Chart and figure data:
========

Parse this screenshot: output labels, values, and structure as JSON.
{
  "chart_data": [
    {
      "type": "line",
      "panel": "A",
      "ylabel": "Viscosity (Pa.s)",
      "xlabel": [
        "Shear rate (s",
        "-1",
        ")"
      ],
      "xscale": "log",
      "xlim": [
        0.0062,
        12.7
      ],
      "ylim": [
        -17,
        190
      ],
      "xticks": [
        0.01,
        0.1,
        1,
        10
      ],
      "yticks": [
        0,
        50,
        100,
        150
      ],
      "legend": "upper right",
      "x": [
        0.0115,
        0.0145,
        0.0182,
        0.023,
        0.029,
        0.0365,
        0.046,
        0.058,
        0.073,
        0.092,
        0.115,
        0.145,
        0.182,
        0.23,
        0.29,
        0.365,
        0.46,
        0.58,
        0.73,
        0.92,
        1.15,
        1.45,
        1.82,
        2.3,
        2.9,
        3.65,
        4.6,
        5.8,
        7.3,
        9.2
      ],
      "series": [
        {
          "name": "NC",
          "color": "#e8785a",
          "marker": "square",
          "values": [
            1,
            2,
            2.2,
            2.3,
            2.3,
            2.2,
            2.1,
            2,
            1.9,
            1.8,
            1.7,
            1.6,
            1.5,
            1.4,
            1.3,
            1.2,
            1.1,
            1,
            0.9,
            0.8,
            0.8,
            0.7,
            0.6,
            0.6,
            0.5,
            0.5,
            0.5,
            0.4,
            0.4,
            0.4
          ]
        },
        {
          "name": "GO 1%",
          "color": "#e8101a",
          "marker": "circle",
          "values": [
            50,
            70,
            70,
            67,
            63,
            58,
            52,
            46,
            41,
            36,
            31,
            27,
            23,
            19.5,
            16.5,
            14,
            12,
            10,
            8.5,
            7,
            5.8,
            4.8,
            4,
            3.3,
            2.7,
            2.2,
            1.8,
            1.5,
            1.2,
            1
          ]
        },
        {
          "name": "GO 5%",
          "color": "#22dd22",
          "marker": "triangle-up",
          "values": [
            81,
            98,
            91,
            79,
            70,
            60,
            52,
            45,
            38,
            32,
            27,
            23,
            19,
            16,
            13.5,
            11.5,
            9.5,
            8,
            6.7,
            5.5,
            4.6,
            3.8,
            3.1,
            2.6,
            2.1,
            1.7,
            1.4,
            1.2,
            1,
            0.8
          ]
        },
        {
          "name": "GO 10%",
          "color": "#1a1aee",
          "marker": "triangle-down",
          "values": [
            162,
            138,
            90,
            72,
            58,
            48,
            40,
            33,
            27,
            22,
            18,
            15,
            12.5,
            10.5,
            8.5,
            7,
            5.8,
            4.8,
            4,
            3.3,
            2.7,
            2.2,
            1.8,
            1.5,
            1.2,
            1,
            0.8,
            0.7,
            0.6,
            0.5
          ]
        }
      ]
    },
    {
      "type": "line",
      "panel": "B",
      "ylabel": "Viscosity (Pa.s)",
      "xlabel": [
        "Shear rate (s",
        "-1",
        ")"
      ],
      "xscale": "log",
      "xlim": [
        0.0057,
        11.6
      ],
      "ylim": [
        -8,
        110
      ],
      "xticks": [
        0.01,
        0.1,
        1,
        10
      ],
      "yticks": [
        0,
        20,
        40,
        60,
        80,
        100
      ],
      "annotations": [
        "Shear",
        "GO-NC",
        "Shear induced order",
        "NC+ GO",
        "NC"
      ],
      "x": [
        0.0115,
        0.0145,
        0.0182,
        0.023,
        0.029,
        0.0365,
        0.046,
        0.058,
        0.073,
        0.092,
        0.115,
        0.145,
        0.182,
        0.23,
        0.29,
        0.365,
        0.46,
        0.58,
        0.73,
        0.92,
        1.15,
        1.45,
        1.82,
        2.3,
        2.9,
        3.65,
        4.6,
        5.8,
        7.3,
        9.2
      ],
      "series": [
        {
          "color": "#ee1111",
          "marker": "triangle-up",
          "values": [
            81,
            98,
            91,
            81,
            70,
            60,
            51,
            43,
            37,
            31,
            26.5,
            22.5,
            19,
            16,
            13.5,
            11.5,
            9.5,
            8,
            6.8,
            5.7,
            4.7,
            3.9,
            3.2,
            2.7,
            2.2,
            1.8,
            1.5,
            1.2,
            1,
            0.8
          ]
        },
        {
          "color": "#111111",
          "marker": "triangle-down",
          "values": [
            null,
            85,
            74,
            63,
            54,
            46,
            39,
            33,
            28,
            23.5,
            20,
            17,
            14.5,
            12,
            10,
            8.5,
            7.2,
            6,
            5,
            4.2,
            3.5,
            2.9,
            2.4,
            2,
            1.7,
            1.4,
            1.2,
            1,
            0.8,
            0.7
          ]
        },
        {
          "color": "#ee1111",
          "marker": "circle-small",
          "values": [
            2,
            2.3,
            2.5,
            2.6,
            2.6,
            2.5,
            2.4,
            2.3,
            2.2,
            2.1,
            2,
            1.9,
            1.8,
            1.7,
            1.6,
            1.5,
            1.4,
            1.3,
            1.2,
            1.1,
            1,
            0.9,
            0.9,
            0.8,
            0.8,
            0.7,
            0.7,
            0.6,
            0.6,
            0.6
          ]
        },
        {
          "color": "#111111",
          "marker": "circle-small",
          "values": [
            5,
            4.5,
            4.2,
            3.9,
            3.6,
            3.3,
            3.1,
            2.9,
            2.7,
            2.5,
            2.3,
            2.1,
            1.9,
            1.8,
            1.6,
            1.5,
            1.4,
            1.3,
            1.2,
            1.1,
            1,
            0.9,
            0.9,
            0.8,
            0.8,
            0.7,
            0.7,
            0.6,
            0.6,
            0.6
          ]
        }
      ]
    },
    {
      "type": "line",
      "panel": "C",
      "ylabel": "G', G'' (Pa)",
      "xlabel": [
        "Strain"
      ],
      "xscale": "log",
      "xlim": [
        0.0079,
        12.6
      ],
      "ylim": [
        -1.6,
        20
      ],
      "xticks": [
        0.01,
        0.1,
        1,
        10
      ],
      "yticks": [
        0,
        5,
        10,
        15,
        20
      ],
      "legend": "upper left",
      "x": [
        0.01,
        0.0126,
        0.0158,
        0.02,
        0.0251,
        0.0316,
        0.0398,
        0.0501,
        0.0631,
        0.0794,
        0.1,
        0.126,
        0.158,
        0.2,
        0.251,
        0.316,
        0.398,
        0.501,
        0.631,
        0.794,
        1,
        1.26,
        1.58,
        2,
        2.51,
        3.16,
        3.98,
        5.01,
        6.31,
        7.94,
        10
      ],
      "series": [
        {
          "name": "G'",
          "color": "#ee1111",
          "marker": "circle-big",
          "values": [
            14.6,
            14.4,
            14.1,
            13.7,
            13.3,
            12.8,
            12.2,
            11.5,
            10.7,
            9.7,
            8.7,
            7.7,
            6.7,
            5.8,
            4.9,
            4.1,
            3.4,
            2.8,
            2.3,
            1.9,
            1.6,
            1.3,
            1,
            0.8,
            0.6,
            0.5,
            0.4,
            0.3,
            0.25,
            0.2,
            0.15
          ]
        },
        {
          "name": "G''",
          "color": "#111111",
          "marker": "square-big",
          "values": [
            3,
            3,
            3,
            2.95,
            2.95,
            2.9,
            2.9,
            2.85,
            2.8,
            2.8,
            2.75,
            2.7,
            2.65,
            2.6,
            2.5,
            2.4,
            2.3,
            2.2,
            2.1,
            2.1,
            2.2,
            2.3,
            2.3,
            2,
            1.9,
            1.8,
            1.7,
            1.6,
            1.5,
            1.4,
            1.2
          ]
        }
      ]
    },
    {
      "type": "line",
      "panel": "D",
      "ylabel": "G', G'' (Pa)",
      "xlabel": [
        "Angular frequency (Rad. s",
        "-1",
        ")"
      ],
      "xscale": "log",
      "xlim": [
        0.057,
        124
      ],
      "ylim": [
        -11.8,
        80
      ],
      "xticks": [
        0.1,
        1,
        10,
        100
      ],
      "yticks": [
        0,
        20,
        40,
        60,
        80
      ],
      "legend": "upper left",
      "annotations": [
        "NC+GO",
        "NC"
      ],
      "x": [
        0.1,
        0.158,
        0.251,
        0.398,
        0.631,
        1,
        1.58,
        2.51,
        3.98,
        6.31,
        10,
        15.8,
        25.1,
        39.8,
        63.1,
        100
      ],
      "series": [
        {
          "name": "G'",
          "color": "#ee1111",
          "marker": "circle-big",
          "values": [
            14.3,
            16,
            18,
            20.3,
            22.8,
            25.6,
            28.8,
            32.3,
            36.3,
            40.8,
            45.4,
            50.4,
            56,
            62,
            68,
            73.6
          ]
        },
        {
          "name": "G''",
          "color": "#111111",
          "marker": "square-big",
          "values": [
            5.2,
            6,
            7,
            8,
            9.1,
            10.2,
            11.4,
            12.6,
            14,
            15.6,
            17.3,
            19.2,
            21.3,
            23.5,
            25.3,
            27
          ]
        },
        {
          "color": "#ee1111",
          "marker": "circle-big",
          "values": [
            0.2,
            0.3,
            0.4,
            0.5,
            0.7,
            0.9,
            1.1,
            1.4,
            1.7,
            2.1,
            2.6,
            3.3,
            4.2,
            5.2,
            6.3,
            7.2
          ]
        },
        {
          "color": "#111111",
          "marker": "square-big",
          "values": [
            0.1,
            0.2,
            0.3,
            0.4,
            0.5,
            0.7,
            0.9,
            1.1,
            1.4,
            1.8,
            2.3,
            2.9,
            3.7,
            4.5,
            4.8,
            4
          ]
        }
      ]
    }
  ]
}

========

#### TASK REQUIREMENTS
Gather every line from the listing above in which "name" appears, and copy those lines.

#### SOLUTION
          "name": "NC",
          "name": "GO 1%",
          "name": "GO 5%",
          "name": "GO 10%",
          "name": "G'",
          "name": "G''",
          "name": "G'",
          "name": "G''",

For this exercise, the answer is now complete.